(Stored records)
▼

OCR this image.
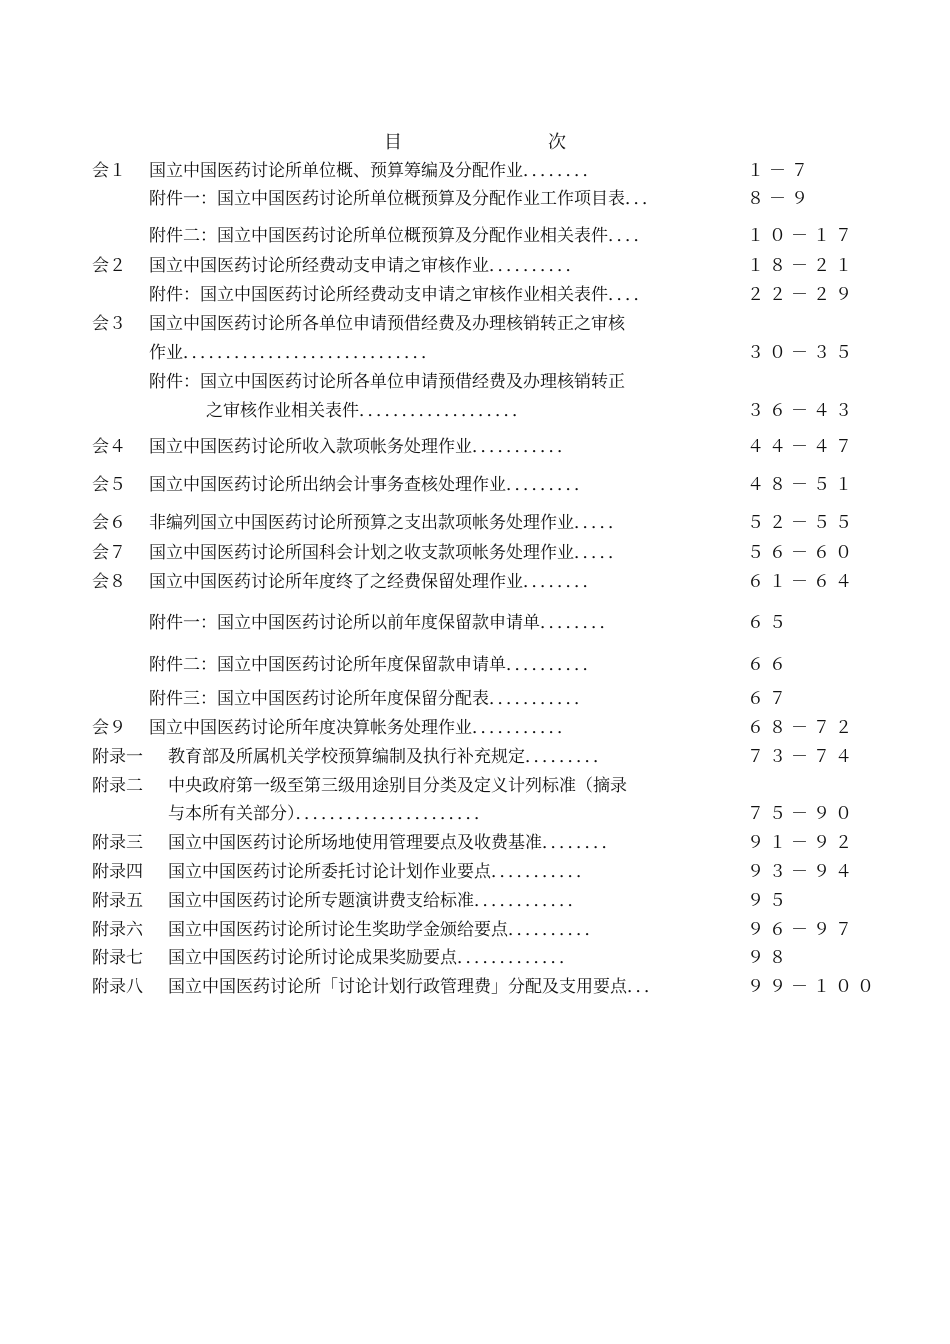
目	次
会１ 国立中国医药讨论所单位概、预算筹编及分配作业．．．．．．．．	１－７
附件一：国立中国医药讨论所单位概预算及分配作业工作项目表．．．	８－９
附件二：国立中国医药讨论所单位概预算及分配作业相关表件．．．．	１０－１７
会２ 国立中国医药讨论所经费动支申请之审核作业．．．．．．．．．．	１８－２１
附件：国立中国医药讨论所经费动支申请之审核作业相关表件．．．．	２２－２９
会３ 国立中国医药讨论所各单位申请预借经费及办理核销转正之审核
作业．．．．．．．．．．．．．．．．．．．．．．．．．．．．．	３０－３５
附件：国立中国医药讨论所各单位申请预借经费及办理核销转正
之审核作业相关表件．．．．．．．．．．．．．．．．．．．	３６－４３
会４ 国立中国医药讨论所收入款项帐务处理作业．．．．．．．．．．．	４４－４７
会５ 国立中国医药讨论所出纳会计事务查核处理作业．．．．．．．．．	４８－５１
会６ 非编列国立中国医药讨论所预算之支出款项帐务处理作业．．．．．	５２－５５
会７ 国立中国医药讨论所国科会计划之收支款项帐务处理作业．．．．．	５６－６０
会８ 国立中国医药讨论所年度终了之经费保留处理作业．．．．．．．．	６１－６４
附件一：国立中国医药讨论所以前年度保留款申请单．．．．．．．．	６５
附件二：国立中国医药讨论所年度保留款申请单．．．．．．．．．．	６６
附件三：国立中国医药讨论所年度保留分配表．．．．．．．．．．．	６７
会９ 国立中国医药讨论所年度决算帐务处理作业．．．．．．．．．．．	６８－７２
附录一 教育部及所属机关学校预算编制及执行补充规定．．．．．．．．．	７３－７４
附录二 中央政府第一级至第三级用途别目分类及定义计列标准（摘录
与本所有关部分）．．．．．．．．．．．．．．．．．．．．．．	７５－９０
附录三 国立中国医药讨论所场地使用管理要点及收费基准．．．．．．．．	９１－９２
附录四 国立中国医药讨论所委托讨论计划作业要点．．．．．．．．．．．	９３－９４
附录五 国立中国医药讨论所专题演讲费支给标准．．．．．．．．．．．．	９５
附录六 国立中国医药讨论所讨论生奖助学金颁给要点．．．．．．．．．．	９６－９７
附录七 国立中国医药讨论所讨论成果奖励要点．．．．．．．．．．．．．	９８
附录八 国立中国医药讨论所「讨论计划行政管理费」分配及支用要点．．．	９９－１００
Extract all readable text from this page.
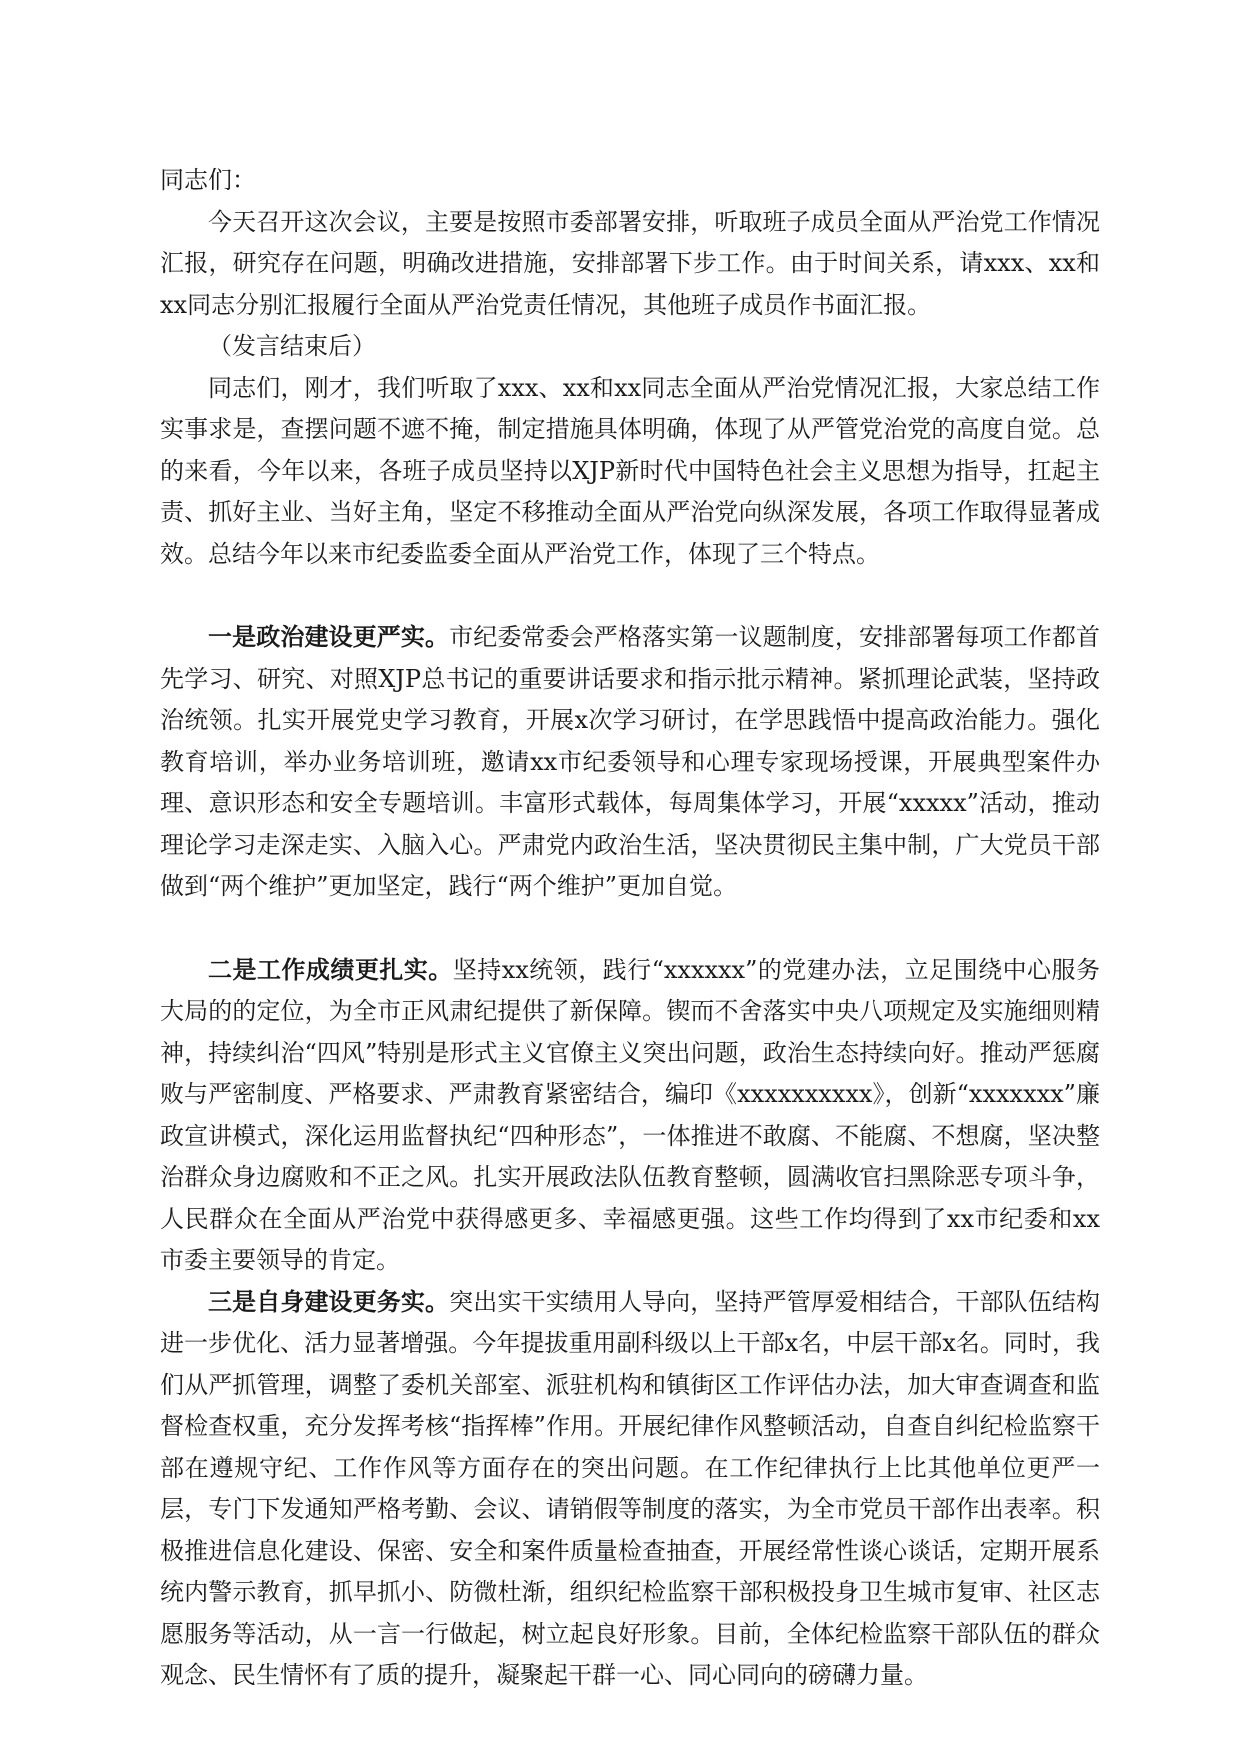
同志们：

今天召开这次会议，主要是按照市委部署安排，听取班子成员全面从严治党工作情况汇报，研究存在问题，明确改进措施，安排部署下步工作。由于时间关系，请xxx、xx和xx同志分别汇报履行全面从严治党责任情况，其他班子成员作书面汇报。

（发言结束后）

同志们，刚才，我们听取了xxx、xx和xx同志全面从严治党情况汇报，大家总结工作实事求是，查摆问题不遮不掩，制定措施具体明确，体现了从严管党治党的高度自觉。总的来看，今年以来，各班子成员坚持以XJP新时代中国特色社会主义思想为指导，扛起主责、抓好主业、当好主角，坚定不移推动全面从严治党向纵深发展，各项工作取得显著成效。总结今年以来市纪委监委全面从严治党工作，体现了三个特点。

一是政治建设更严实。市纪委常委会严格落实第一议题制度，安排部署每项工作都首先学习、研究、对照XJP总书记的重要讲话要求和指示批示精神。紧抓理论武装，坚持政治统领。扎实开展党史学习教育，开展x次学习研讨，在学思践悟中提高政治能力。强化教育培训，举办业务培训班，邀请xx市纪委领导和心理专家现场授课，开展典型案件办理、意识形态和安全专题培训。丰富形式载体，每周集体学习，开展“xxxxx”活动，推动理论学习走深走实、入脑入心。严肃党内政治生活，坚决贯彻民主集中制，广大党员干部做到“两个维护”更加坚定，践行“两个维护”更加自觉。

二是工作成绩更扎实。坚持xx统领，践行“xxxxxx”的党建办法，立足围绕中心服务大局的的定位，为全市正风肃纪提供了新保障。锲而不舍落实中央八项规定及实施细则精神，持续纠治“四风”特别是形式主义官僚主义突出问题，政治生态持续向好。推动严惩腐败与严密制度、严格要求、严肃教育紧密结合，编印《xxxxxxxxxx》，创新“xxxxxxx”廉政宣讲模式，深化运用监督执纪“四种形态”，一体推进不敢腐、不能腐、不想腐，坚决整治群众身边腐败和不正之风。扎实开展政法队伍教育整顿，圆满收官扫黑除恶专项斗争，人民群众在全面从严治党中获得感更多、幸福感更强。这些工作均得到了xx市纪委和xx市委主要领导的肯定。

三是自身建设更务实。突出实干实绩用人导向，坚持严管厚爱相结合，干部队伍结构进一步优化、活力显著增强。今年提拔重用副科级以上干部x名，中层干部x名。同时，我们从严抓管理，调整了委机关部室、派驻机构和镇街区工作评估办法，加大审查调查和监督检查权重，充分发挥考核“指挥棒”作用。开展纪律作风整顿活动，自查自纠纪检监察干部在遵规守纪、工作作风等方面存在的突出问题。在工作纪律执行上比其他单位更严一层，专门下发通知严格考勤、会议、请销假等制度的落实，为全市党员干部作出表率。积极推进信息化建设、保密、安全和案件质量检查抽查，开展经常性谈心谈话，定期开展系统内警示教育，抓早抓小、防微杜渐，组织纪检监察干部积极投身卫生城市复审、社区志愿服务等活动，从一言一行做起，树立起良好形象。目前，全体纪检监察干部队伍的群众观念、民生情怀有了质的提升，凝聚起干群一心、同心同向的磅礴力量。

▲

* What the task requires *
Pictures are to be left out; otherwise, copy exactly each line from the one containing "Extract all readable text from this page." through the last line of the listing.

* Result of the task *
Extract all readable text from this page.
同志们：

今天召开这次会议，主要是按照市委部署安排，听取班子成员全面从严治党工作情况汇报，研究存在问题，明确改进措施，安排部署下步工作。由于时间关系，请xxx、xx和xx同志分别汇报履行全面从严治党责任情况，其他班子成员作书面汇报。

（发言结束后）

同志们，刚才，我们听取了xxx、xx和xx同志全面从严治党情况汇报，大家总结工作实事求是，查摆问题不遮不掩，制定措施具体明确，体现了从严管党治党的高度自觉。总的来看，今年以来，各班子成员坚持以XJP新时代中国特色社会主义思想为指导，扛起主责、抓好主业、当好主角，坚定不移推动全面从严治党向纵深发展，各项工作取得显著成效。总结今年以来市纪委监委全面从严治党工作，体现了三个特点。

一是政治建设更严实。市纪委常委会严格落实第一议题制度，安排部署每项工作都首先学习、研究、对照XJP总书记的重要讲话要求和指示批示精神。紧抓理论武装，坚持政治统领。扎实开展党史学习教育，开展x次学习研讨，在学思践悟中提高政治能力。强化教育培训，举办业务培训班，邀请xx市纪委领导和心理专家现场授课，开展典型案件办理、意识形态和安全专题培训。丰富形式载体，每周集体学习，开展“xxxxx”活动，推动理论学习走深走实、入脑入心。严肃党内政治生活，坚决贯彻民主集中制，广大党员干部做到“两个维护”更加坚定，践行“两个维护”更加自觉。

二是工作成绩更扎实。坚持xx统领，践行“xxxxxx”的党建办法，立足围绕中心服务大局的的定位，为全市正风肃纪提供了新保障。锲而不舍落实中央八项规定及实施细则精神，持续纠治“四风”特别是形式主义官僚主义突出问题，政治生态持续向好。推动严惩腐败与严密制度、严格要求、严肃教育紧密结合，编印《xxxxxxxxxx》，创新“xxxxxxx”廉政宣讲模式，深化运用监督执纪“四种形态”，一体推进不敢腐、不能腐、不想腐，坚决整治群众身边腐败和不正之风。扎实开展政法队伍教育整顿，圆满收官扫黑除恶专项斗争，人民群众在全面从严治党中获得感更多、幸福感更强。这些工作均得到了xx市纪委和xx市委主要领导的肯定。

三是自身建设更务实。突出实干实绩用人导向，坚持严管厚爱相结合，干部队伍结构进一步优化、活力显著增强。今年提拔重用副科级以上干部x名，中层干部x名。同时，我们从严抓管理，调整了委机关部室、派驻机构和镇街区工作评估办法，加大审查调查和监督检查权重，充分发挥考核“指挥棒”作用。开展纪律作风整顿活动，自查自纠纪检监察干部在遵规守纪、工作作风等方面存在的突出问题。在工作纪律执行上比其他单位更严一层，专门下发通知严格考勤、会议、请销假等制度的落实，为全市党员干部作出表率。积极推进信息化建设、保密、安全和案件质量检查抽查，开展经常性谈心谈话，定期开展系统内警示教育，抓早抓小、防微杜渐，组织纪检监察干部积极投身卫生城市复审、社区志愿服务等活动，从一言一行做起，树立起良好形象。目前，全体纪检监察干部队伍的群众观念、民生情怀有了质的提升，凝聚起干群一心、同心同向的磅礴力量。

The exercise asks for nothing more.